#### Task objective
Locate the word "actions" in the data below, then copy every line that holds it.

#### Data for this exercise
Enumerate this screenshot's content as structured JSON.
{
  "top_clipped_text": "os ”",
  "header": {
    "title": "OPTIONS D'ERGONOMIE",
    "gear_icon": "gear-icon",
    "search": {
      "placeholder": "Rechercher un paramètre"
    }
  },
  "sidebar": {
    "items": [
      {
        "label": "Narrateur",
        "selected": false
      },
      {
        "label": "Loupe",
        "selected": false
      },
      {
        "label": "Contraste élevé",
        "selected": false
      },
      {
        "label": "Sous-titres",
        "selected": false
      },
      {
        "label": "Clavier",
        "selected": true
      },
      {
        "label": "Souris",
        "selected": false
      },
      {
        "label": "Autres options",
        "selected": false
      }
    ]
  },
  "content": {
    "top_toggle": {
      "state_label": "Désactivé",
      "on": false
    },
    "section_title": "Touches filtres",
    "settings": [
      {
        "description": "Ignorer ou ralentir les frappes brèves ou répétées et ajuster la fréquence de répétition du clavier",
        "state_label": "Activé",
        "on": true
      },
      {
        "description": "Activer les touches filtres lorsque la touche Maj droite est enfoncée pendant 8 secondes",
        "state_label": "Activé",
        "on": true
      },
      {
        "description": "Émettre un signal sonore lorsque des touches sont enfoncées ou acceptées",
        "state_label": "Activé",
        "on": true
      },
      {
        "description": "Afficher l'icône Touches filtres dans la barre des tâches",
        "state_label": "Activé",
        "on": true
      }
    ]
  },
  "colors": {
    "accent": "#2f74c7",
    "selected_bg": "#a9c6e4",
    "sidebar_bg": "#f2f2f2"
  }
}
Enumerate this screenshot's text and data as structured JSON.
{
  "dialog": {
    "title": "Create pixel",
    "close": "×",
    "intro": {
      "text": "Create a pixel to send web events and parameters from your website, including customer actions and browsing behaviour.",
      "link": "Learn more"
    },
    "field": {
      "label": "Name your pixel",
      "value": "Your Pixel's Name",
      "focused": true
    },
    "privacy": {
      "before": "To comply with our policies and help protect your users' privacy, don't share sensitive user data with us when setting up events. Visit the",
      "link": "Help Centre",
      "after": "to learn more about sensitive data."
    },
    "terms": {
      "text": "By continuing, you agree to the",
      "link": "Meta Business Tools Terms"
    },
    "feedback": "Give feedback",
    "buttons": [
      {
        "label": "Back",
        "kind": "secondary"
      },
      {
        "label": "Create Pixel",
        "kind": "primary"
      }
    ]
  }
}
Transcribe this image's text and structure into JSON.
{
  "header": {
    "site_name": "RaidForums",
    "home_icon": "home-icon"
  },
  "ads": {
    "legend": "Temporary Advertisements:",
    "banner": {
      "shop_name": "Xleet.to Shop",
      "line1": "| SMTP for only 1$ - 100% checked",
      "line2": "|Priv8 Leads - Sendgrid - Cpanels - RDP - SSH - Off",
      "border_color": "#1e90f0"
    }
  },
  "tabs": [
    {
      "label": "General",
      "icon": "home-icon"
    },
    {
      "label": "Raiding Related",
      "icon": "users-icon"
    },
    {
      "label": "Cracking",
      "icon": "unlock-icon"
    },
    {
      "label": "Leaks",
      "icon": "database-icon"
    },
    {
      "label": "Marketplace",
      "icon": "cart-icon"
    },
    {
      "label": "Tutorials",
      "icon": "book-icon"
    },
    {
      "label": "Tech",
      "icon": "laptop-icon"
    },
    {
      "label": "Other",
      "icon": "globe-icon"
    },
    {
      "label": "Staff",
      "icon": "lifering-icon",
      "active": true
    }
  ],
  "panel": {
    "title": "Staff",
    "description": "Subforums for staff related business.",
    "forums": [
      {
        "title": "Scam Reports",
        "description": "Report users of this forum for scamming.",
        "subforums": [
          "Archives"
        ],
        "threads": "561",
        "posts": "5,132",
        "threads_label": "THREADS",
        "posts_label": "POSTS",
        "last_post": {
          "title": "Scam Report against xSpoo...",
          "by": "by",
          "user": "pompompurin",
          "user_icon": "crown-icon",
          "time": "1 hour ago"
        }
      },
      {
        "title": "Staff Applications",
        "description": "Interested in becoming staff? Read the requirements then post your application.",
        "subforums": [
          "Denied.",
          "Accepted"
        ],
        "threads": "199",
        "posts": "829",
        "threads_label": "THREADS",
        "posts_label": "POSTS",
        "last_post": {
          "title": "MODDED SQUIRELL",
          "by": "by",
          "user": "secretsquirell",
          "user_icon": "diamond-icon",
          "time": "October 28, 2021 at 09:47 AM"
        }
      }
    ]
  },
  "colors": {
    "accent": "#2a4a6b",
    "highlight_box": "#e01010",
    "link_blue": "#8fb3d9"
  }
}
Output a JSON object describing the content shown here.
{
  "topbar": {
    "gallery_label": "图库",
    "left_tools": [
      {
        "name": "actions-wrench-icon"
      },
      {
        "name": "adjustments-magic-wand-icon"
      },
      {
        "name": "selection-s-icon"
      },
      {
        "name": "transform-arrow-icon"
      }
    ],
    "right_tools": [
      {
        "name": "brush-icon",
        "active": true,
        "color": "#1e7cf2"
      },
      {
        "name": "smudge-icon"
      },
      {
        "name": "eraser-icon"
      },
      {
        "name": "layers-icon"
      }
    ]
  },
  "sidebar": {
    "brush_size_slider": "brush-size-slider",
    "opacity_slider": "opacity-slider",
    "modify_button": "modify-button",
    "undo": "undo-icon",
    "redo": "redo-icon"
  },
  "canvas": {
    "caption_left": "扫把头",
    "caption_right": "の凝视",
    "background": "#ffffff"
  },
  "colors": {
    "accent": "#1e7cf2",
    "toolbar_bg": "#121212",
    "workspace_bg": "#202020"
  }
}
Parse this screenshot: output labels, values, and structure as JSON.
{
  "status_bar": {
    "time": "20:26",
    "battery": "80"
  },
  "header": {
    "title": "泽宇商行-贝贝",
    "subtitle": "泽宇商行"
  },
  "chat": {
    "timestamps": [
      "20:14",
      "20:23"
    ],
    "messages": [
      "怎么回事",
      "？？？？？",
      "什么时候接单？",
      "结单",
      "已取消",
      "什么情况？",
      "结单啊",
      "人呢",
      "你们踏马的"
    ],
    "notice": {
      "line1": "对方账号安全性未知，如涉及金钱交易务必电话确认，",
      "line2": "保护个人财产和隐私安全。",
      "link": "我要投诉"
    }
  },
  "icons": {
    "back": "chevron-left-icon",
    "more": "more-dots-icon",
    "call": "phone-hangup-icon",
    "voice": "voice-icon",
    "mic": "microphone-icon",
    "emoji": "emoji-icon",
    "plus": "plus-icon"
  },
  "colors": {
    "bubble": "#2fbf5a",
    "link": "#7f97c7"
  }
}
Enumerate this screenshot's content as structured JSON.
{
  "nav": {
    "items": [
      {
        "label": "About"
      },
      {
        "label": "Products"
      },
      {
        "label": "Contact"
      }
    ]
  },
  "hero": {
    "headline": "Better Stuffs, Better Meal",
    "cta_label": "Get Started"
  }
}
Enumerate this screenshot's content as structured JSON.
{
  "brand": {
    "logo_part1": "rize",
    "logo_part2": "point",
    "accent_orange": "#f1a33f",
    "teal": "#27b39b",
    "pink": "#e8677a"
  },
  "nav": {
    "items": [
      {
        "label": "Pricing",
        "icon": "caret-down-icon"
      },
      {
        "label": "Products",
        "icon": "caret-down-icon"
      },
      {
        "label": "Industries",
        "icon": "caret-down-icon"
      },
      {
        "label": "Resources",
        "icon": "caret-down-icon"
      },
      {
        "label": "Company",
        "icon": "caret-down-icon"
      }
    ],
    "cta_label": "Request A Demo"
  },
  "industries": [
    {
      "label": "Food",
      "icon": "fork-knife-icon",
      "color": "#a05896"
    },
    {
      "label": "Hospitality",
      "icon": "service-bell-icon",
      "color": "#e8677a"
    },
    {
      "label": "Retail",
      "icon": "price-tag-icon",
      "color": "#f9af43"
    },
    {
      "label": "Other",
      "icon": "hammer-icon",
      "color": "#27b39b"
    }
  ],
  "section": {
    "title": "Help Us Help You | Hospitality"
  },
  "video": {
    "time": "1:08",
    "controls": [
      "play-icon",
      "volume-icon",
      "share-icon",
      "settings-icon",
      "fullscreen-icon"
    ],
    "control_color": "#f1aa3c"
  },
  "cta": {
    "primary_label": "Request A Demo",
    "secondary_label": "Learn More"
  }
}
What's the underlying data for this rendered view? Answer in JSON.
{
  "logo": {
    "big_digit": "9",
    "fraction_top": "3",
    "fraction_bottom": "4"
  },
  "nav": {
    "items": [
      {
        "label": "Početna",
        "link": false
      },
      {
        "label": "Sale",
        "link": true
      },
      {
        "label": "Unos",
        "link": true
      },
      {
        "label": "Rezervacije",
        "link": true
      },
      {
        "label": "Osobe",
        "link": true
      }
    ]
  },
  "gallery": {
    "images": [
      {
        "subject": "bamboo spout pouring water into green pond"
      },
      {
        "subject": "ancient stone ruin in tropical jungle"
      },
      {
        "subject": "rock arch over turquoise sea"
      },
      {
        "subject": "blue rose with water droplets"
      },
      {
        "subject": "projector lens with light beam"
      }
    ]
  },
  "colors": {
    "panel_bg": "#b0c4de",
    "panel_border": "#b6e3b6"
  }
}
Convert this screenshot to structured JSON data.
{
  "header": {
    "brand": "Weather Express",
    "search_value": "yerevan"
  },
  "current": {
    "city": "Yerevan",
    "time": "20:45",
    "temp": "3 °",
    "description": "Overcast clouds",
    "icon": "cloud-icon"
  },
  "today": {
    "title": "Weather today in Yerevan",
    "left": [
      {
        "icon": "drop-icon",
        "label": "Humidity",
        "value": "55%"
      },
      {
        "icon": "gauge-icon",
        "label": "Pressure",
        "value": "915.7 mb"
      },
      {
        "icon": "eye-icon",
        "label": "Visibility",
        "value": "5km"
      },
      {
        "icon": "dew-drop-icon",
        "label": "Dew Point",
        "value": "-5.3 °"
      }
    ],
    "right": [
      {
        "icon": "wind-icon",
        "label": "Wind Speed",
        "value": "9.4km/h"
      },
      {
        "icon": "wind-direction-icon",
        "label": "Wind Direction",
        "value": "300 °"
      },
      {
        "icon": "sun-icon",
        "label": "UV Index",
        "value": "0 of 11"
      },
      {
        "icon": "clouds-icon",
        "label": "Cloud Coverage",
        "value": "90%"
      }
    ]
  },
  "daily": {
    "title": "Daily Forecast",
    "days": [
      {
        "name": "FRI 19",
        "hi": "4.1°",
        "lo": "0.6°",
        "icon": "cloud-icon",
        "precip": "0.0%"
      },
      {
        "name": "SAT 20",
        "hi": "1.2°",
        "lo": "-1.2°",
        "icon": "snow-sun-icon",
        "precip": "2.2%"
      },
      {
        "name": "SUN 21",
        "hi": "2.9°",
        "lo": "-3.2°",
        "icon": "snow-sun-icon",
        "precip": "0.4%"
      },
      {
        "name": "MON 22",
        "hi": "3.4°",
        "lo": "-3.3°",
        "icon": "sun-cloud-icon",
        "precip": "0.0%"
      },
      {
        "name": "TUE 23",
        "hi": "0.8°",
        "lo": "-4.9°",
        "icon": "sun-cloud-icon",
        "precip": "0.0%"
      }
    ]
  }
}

#### Answer for the task
      "text": "Create a pixel to send web events and parameters from your website, including customer actions and browsing behaviour.",
        "name": "actions-wrench-icon"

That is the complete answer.